▼

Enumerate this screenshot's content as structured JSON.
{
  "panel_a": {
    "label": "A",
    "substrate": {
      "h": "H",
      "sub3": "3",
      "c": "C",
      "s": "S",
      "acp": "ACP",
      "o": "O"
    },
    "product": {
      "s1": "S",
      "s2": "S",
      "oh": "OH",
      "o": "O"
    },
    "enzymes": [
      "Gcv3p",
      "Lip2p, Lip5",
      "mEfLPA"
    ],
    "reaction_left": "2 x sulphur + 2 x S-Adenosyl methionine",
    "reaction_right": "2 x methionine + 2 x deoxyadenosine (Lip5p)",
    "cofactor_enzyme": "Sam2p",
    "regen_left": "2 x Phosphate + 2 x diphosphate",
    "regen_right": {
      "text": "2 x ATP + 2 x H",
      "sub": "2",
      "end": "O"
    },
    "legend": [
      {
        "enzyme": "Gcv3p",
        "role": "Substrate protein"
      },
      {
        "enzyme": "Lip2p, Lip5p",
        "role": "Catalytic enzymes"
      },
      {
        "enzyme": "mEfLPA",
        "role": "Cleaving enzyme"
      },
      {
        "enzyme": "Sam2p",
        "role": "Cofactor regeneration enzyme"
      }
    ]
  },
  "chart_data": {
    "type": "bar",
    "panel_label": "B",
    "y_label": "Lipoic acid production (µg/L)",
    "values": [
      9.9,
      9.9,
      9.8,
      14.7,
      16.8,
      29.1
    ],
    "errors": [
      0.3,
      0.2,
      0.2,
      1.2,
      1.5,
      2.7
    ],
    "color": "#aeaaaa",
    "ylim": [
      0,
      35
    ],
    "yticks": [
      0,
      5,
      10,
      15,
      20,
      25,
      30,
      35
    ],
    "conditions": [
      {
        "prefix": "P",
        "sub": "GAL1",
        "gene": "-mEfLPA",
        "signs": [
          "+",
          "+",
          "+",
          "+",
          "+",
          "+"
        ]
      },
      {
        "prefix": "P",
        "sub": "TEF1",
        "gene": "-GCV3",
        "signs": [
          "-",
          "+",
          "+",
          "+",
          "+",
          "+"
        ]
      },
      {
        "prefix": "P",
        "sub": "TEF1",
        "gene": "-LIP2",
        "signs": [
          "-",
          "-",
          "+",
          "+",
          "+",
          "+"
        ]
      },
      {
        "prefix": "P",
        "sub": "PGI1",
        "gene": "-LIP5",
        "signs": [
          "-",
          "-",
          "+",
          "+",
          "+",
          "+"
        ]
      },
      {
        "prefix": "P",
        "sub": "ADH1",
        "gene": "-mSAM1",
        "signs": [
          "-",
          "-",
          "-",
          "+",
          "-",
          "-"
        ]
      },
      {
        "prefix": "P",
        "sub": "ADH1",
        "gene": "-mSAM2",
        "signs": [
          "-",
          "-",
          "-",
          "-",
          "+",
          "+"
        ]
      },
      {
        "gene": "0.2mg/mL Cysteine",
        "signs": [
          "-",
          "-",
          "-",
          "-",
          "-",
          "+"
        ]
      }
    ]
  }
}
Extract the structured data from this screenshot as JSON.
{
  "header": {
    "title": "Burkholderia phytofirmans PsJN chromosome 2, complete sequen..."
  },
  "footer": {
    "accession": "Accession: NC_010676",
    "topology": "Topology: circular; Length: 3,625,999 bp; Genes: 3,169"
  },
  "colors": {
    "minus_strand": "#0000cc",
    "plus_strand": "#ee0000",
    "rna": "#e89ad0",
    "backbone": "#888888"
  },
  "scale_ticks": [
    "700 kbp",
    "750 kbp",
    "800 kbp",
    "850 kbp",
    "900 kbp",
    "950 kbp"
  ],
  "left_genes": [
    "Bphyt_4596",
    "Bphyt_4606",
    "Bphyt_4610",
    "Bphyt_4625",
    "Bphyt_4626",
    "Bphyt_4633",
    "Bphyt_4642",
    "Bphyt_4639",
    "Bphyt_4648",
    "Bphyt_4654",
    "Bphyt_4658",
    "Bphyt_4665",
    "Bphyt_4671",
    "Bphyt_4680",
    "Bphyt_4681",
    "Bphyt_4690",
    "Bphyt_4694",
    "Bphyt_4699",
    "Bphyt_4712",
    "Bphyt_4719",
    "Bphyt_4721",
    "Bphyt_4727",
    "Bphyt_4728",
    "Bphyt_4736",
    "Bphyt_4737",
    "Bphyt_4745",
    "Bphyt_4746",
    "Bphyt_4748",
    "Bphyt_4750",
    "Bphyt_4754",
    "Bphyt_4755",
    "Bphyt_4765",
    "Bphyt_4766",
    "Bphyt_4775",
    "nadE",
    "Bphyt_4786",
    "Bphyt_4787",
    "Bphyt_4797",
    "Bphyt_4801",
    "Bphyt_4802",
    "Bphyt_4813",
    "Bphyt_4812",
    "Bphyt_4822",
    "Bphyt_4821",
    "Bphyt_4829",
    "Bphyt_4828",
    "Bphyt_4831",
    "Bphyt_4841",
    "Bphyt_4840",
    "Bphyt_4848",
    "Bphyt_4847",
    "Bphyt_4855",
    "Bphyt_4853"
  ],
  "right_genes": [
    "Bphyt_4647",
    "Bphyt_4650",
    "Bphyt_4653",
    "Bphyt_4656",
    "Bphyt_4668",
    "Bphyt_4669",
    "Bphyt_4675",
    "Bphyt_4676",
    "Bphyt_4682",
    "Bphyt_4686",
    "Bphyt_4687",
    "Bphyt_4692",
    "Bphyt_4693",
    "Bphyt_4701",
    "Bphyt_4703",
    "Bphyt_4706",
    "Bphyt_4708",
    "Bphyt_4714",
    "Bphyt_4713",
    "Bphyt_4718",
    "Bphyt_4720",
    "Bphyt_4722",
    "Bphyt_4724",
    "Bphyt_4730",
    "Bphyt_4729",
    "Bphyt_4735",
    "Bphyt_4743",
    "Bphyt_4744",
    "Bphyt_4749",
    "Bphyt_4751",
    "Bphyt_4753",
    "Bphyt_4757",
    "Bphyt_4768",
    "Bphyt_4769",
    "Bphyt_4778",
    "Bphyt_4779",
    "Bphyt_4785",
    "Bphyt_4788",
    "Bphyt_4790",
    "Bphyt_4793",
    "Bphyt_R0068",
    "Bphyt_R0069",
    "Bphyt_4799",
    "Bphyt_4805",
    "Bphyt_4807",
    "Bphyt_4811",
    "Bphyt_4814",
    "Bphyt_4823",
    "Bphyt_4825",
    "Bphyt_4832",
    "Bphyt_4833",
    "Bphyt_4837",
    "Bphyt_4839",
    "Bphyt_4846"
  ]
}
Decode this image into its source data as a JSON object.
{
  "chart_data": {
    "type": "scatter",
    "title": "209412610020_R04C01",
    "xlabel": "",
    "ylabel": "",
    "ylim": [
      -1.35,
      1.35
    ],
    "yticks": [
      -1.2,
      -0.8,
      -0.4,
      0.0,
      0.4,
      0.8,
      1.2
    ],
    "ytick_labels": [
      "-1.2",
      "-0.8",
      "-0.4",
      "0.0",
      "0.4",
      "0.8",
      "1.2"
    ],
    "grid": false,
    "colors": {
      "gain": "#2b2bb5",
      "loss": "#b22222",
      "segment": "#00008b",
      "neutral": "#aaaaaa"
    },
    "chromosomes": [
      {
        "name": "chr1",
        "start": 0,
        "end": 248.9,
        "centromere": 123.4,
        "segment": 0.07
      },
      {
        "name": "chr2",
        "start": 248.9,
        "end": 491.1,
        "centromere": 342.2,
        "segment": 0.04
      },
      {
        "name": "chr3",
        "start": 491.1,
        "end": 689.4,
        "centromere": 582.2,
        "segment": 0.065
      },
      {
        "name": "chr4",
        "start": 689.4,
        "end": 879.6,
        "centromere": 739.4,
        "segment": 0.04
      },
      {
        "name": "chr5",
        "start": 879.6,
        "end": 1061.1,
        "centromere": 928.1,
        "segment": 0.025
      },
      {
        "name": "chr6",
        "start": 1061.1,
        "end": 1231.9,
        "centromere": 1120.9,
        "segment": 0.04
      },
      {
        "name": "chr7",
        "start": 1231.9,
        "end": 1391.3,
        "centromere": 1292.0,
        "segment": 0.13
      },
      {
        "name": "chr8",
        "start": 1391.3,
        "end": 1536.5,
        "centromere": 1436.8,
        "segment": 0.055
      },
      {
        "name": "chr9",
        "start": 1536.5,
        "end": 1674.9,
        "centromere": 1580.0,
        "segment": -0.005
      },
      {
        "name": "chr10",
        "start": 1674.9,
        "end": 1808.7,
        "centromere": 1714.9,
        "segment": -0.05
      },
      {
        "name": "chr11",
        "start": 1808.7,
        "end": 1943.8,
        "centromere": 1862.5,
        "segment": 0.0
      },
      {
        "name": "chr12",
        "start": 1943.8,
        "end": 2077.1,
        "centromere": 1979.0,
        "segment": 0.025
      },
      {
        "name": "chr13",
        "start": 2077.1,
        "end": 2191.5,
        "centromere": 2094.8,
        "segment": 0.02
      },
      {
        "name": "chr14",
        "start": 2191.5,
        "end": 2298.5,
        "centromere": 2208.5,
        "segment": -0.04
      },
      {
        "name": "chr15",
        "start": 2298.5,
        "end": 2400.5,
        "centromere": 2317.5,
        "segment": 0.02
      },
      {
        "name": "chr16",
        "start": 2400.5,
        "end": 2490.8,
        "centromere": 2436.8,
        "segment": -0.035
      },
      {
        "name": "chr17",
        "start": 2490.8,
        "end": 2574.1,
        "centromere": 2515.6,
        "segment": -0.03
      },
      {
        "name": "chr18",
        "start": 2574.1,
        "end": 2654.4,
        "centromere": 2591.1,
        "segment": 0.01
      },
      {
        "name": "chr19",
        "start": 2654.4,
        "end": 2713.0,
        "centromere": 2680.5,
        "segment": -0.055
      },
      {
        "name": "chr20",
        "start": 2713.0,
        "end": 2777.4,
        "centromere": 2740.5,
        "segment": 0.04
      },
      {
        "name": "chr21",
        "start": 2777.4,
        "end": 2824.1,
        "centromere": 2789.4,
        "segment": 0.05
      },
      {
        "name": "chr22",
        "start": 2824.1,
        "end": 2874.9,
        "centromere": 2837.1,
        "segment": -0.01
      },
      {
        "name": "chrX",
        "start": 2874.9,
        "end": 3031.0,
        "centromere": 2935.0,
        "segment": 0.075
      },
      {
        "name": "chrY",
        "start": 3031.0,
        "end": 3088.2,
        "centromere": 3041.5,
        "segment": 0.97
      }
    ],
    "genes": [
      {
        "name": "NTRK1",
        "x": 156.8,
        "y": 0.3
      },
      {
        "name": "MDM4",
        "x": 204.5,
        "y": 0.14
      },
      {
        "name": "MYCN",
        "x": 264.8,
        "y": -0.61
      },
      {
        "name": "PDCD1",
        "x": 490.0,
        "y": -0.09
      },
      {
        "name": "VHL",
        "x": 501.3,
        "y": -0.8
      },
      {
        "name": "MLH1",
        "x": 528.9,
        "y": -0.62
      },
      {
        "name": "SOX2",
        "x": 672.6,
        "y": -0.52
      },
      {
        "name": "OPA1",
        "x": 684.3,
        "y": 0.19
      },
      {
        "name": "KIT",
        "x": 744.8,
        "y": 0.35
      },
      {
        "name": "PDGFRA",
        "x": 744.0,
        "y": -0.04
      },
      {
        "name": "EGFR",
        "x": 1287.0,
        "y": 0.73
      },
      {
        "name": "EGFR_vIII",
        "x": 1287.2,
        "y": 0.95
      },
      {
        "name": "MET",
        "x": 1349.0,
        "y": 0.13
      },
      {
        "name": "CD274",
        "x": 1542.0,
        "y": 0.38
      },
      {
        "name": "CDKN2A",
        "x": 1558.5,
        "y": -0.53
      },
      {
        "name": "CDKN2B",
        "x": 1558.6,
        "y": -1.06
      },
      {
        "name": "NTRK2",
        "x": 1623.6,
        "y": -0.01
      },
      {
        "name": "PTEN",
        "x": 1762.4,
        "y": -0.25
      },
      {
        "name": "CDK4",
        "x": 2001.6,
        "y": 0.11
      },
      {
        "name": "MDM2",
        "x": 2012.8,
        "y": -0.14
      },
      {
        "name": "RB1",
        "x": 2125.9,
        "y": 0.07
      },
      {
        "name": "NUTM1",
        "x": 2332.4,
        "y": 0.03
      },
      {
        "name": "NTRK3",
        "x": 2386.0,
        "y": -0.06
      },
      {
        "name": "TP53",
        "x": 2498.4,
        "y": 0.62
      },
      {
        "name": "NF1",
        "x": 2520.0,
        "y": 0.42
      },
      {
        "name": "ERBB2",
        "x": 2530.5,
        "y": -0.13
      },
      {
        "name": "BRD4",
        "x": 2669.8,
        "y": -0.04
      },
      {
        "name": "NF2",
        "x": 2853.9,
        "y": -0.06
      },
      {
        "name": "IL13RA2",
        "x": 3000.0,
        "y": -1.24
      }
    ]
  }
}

▲

[INSTRUCTIONS FOR THE TASK]
Every line of the listing that includes the word "this" belongs in the answer.

[SOLUTION TO THE PROBLEM]
Enumerate this screenshot's content as structured JSON.
Extract the structured data from this screenshot as JSON.
Decode this image into its source data as a JSON object.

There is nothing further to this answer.